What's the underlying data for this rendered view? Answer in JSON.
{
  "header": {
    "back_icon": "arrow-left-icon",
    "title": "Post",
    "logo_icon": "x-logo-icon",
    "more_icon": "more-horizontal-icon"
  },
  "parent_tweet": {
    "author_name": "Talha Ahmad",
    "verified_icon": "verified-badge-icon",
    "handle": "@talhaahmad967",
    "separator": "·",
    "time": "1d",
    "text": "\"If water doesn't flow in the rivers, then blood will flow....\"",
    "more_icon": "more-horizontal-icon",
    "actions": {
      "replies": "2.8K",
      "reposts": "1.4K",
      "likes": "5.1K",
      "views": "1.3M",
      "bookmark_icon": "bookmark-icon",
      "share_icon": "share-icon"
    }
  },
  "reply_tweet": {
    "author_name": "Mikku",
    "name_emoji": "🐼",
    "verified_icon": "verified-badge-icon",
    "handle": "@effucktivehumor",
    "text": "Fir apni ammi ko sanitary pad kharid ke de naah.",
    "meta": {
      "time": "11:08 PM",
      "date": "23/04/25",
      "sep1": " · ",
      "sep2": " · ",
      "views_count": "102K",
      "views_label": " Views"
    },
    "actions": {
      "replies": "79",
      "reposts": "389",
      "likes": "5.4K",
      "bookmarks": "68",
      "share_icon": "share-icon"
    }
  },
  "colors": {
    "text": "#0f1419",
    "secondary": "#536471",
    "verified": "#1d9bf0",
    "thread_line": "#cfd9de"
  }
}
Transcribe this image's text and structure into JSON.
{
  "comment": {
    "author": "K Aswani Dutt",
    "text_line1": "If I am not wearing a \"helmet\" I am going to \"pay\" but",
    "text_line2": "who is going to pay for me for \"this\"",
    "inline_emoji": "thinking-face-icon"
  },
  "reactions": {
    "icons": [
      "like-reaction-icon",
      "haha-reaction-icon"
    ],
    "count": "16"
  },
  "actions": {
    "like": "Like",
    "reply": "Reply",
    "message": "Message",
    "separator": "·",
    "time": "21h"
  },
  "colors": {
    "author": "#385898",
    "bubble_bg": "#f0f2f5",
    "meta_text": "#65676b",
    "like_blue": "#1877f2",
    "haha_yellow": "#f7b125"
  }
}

### BRIEF
Print out all the entries precisely as written.

### TASK ANSWER
What's the underlying data for this rendered view? Answer in JSON.
{
  "header": {
    "back_icon": "arrow-left-icon",
    "title": "Post",
    "logo_icon": "x-logo-icon",
    "more_icon": "more-horizontal-icon"
  },
  "parent_tweet": {
    "author_name": "Talha Ahmad",
    "verified_icon": "verified-badge-icon",
    "handle": "@talhaahmad967",
    "separator": "·",
    "time": "1d",
    "text": "\"If water doesn't flow in the rivers, then blood will flow....\"",
    "more_icon": "more-horizontal-icon",
    "actions": {
      "replies": "2.8K",
      "reposts": "1.4K",
      "likes": "5.1K",
      "views": "1.3M",
      "bookmark_icon": "bookmark-icon",
      "share_icon": "share-icon"
    }
  },
  "reply_tweet": {
    "author_name": "Mikku",
    "name_emoji": "🐼",
    "verified_icon": "verified-badge-icon",
    "handle": "@effucktivehumor",
    "text": "Fir apni ammi ko sanitary pad kharid ke de naah.",
    "meta": {
      "time": "11:08 PM",
      "date": "23/04/25",
      "sep1": " · ",
      "sep2": " · ",
      "views_count": "102K",
      "views_label": " Views"
    },
    "actions": {
      "replies": "79",
      "reposts": "389",
      "likes": "5.4K",
      "bookmarks": "68",
      "share_icon": "share-icon"
    }
  },
  "colors": {
    "text": "#0f1419",
    "secondary": "#536471",
    "verified": "#1d9bf0",
    "thread_line": "#cfd9de"
  }
}
Transcribe this image's text and structure into JSON.
{
  "comment": {
    "author": "K Aswani Dutt",
    "text_line1": "If I am not wearing a \"helmet\" I am going to \"pay\" but",
    "text_line2": "who is going to pay for me for \"this\"",
    "inline_emoji": "thinking-face-icon"
  },
  "reactions": {
    "icons": [
      "like-reaction-icon",
      "haha-reaction-icon"
    ],
    "count": "16"
  },
  "actions": {
    "like": "Like",
    "reply": "Reply",
    "message": "Message",
    "separator": "·",
    "time": "21h"
  },
  "colors": {
    "author": "#385898",
    "bubble_bg": "#f0f2f5",
    "meta_text": "#65676b",
    "like_blue": "#1877f2",
    "haha_yellow": "#f7b125"
  }
}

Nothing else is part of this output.